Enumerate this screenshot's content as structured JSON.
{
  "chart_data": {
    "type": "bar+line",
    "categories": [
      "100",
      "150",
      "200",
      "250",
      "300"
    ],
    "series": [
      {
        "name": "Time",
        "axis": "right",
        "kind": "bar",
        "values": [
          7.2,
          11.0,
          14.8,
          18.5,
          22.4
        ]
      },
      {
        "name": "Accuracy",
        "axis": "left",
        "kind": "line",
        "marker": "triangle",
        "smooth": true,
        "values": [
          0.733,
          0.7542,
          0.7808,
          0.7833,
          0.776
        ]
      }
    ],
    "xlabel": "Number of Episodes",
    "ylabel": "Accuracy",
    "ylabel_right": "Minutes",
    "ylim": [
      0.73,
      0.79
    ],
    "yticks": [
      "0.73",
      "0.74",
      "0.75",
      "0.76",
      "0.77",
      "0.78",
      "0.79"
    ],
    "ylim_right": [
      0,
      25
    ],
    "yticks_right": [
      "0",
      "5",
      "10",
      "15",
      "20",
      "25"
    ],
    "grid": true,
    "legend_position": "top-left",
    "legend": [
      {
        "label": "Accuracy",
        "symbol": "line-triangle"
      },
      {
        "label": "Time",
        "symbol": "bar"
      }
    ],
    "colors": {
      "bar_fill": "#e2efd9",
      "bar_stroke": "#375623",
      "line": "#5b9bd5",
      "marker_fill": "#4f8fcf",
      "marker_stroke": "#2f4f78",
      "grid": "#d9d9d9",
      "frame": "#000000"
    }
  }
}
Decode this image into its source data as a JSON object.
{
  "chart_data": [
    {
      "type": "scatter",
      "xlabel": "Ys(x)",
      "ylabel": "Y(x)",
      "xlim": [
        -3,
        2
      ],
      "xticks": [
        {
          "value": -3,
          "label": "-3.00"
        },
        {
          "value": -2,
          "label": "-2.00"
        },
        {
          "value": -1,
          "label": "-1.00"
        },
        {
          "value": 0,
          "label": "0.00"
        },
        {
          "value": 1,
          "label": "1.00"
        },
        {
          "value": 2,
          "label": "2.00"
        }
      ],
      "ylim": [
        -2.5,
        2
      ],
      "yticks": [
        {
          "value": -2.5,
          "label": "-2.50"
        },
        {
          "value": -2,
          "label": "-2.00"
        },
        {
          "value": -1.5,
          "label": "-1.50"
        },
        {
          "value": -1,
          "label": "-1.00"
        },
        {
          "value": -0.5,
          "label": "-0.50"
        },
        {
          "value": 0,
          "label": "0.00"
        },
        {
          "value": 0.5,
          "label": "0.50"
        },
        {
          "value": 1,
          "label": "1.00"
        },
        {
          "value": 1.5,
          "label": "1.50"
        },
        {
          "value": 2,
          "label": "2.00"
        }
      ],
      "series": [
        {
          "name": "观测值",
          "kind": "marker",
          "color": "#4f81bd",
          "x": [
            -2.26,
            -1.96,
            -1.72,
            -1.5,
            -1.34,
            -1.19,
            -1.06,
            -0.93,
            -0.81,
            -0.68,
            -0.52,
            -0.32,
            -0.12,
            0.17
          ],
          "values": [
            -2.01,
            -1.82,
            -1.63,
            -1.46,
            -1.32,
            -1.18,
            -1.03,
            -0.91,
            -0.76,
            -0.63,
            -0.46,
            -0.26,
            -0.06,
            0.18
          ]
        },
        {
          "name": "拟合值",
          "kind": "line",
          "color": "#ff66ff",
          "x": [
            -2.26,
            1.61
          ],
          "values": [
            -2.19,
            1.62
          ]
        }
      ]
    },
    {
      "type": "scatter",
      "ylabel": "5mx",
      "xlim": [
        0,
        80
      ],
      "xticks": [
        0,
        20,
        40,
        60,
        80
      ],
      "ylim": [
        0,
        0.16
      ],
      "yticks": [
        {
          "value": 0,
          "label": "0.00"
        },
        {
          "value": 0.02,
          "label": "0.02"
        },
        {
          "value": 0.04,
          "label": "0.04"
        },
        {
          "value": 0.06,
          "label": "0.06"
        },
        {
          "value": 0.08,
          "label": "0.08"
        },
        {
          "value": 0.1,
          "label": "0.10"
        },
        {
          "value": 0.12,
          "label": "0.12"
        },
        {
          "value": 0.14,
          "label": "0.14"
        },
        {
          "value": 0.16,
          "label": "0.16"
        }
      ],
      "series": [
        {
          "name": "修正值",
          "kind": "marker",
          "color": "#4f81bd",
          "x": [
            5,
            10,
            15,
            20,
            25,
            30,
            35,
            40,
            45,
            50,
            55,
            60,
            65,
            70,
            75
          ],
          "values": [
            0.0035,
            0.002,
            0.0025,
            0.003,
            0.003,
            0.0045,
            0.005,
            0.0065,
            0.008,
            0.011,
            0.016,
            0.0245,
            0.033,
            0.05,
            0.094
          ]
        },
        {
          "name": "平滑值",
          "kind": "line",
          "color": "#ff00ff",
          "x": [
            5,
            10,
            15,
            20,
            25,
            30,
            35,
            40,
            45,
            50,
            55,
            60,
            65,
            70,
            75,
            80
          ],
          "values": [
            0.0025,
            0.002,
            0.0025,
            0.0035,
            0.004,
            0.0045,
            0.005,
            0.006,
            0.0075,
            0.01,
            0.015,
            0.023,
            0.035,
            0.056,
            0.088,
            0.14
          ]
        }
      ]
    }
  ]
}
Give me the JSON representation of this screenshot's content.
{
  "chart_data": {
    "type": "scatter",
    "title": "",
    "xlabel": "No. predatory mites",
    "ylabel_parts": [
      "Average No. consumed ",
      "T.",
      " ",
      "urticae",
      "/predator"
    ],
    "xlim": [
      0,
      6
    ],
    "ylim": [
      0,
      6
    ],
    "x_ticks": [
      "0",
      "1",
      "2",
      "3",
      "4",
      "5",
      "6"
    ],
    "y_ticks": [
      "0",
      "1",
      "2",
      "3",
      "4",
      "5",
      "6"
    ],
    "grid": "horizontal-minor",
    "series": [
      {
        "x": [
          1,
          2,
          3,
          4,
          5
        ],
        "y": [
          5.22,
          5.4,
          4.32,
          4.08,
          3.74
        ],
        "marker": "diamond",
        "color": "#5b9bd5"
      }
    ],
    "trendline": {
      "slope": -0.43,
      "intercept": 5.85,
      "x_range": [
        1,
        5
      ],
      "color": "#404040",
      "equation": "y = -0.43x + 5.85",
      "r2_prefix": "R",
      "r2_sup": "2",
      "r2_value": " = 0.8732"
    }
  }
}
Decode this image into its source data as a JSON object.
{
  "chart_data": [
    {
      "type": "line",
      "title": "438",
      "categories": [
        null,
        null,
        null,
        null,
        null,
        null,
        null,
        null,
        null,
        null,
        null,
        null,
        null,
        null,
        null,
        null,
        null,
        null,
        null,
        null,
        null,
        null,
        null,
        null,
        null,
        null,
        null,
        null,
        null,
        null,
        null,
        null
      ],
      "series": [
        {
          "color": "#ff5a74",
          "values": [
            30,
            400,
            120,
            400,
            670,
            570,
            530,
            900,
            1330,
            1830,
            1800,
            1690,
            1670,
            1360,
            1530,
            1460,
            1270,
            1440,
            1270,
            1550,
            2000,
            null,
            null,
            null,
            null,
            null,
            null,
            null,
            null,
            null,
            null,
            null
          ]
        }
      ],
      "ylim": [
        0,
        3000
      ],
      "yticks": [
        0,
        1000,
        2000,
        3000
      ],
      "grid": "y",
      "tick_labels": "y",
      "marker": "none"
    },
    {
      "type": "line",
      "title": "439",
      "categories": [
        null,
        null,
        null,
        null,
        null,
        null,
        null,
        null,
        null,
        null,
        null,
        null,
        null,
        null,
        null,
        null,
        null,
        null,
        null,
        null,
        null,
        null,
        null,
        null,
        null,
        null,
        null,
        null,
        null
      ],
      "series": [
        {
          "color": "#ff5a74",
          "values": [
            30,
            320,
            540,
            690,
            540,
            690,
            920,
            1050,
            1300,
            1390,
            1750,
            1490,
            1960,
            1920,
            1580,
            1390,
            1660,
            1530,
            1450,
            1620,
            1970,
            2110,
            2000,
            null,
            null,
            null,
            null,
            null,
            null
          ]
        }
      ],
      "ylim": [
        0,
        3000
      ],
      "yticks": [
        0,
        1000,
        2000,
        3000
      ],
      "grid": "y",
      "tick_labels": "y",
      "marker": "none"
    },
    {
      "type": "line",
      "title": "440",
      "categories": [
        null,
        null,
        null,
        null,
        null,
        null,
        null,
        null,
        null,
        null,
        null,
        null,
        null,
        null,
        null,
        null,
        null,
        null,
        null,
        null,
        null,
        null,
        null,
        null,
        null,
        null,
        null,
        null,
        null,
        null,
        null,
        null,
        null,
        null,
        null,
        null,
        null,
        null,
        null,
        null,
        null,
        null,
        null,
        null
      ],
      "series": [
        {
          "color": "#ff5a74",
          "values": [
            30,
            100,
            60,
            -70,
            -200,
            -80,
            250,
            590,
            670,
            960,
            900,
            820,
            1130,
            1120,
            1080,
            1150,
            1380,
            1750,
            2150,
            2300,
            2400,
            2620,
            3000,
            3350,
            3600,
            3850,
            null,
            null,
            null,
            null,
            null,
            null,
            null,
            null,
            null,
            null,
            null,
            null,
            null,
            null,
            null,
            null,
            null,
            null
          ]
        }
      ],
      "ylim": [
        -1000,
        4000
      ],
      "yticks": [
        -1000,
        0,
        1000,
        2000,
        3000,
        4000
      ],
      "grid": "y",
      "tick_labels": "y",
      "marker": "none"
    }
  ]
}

----------

__Exercise brief__:
Give solely the number of lines in the data that contain the string "name".

__Solution to the exercise__:
6